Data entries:
=====

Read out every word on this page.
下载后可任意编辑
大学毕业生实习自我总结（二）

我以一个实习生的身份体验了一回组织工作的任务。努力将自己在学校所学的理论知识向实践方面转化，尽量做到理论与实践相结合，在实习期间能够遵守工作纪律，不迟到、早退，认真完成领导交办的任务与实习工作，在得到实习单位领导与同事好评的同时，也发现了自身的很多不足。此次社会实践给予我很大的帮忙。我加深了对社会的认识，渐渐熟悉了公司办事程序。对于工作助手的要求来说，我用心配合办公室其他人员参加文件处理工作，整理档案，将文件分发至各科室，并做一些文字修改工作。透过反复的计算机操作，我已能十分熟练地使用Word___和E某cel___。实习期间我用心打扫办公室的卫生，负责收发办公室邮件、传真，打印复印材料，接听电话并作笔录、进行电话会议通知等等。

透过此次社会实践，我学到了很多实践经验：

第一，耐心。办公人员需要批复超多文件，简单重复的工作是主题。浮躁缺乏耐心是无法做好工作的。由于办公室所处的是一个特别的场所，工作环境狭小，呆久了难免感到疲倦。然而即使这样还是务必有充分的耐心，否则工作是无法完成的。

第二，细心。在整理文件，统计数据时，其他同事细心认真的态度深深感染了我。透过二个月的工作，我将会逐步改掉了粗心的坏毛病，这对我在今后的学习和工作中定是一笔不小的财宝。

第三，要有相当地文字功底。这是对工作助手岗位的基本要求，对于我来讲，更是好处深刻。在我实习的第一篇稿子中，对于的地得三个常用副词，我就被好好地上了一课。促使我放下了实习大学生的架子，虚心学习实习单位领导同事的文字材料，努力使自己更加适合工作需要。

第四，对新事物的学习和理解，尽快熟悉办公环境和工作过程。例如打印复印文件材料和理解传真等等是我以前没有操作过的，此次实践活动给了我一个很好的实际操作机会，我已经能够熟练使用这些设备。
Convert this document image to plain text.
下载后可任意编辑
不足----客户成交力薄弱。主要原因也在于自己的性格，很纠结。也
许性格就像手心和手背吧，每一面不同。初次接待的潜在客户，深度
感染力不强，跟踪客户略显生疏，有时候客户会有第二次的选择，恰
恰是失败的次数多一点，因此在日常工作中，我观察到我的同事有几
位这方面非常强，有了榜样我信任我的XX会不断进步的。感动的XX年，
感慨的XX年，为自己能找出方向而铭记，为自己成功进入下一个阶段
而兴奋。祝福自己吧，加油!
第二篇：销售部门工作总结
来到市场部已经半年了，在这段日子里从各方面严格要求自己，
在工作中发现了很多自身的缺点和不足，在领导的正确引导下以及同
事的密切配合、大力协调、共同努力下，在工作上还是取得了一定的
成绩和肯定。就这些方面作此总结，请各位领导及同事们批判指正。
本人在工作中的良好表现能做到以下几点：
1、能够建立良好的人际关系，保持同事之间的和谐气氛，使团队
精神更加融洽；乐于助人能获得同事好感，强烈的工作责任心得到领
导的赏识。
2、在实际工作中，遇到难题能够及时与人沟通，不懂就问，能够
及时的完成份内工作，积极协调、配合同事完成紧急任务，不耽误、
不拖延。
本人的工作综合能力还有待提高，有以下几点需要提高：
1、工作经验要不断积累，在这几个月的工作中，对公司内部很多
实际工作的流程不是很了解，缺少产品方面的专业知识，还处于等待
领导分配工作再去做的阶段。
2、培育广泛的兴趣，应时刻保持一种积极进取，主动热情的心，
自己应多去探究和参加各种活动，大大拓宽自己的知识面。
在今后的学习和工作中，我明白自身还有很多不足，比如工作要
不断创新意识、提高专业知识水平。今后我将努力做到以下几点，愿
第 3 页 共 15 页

=====

AIM:
Read the entries above, then pull out the lines that include "this".

FINISHED TASK:
Read out every word on this page.
Convert this document image to plain text.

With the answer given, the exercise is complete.